** Begin **

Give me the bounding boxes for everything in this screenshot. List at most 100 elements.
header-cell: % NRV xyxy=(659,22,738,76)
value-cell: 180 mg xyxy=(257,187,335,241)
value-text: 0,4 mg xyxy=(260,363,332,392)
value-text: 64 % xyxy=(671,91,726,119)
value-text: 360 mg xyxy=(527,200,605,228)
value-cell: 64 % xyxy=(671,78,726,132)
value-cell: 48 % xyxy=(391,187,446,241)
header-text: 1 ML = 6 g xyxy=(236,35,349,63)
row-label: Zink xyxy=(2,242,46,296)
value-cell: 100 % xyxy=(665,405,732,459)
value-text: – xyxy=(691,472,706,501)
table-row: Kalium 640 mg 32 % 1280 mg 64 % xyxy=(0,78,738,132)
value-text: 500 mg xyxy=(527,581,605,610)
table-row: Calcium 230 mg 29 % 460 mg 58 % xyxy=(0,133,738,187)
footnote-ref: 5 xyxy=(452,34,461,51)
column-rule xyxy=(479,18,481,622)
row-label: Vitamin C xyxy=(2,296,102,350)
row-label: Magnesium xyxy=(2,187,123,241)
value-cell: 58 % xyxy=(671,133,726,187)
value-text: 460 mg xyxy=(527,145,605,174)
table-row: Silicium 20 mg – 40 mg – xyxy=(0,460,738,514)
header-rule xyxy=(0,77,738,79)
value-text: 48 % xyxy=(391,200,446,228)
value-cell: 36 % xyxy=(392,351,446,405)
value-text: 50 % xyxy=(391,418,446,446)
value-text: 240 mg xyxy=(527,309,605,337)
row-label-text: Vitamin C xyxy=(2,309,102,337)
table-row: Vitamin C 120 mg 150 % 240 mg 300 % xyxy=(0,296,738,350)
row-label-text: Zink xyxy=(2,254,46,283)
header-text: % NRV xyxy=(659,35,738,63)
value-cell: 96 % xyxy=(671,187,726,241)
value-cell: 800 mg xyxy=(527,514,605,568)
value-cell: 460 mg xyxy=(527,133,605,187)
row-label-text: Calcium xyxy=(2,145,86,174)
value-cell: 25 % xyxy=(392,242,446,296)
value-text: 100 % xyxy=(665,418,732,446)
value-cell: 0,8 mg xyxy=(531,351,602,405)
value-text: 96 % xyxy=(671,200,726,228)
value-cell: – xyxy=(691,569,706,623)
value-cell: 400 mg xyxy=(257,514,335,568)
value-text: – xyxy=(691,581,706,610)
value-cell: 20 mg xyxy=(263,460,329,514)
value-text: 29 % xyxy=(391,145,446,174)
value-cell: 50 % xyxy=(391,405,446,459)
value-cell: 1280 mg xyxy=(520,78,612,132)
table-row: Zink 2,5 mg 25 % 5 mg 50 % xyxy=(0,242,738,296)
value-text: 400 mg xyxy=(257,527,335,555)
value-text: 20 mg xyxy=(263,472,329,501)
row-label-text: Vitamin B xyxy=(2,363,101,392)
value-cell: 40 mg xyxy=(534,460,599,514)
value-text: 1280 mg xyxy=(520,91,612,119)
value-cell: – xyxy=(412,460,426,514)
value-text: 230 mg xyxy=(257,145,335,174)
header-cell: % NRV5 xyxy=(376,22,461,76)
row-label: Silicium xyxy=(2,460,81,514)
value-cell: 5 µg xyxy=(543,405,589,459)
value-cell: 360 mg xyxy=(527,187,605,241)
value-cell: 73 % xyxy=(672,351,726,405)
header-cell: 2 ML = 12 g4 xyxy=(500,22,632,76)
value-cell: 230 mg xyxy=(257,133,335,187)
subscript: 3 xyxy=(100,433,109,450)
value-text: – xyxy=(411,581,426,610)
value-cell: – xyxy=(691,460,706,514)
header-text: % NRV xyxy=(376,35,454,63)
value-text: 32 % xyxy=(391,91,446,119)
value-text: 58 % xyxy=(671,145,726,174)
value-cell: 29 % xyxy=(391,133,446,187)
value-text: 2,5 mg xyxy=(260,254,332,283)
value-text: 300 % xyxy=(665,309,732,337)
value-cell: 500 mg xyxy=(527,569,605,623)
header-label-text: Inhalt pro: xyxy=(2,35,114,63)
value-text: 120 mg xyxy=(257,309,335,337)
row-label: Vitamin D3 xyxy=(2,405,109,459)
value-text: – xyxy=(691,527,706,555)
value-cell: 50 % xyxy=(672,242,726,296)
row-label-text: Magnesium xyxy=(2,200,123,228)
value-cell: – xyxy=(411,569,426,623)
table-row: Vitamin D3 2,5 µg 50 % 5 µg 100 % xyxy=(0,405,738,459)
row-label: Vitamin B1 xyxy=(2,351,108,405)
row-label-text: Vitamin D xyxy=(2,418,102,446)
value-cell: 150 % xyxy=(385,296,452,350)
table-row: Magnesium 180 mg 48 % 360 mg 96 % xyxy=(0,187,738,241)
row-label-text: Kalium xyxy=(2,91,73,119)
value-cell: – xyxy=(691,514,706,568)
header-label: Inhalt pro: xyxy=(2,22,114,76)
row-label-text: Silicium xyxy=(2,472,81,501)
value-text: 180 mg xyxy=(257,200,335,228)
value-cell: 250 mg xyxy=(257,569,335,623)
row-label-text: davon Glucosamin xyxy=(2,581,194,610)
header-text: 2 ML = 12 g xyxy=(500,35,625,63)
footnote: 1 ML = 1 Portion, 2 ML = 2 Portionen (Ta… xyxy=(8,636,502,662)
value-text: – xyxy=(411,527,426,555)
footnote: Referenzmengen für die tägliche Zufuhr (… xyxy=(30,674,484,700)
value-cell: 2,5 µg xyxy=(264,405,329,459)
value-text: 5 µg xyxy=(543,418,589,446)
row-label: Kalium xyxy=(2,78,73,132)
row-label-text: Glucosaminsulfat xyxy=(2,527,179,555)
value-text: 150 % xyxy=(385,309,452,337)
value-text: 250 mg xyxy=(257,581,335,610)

** End **

REQUEST:
Collect every line of the records above that contains the string "header", treating uppercase and lowercase as different, and copy each of those lines in full.

EXERCISE ANSWER:
header-cell: % NRV xyxy=(659,22,738,76)
header-text: 1 ML = 6 g xyxy=(236,35,349,63)
header-rule xyxy=(0,77,738,79)
header-text: % NRV xyxy=(659,35,738,63)
header-cell: % NRV5 xyxy=(376,22,461,76)
header-cell: 2 ML = 12 g4 xyxy=(500,22,632,76)
header-text: % NRV xyxy=(376,35,454,63)
header-label-text: Inhalt pro: xyxy=(2,35,114,63)
header-label: Inhalt pro: xyxy=(2,22,114,76)
header-text: 2 ML = 12 g xyxy=(500,35,625,63)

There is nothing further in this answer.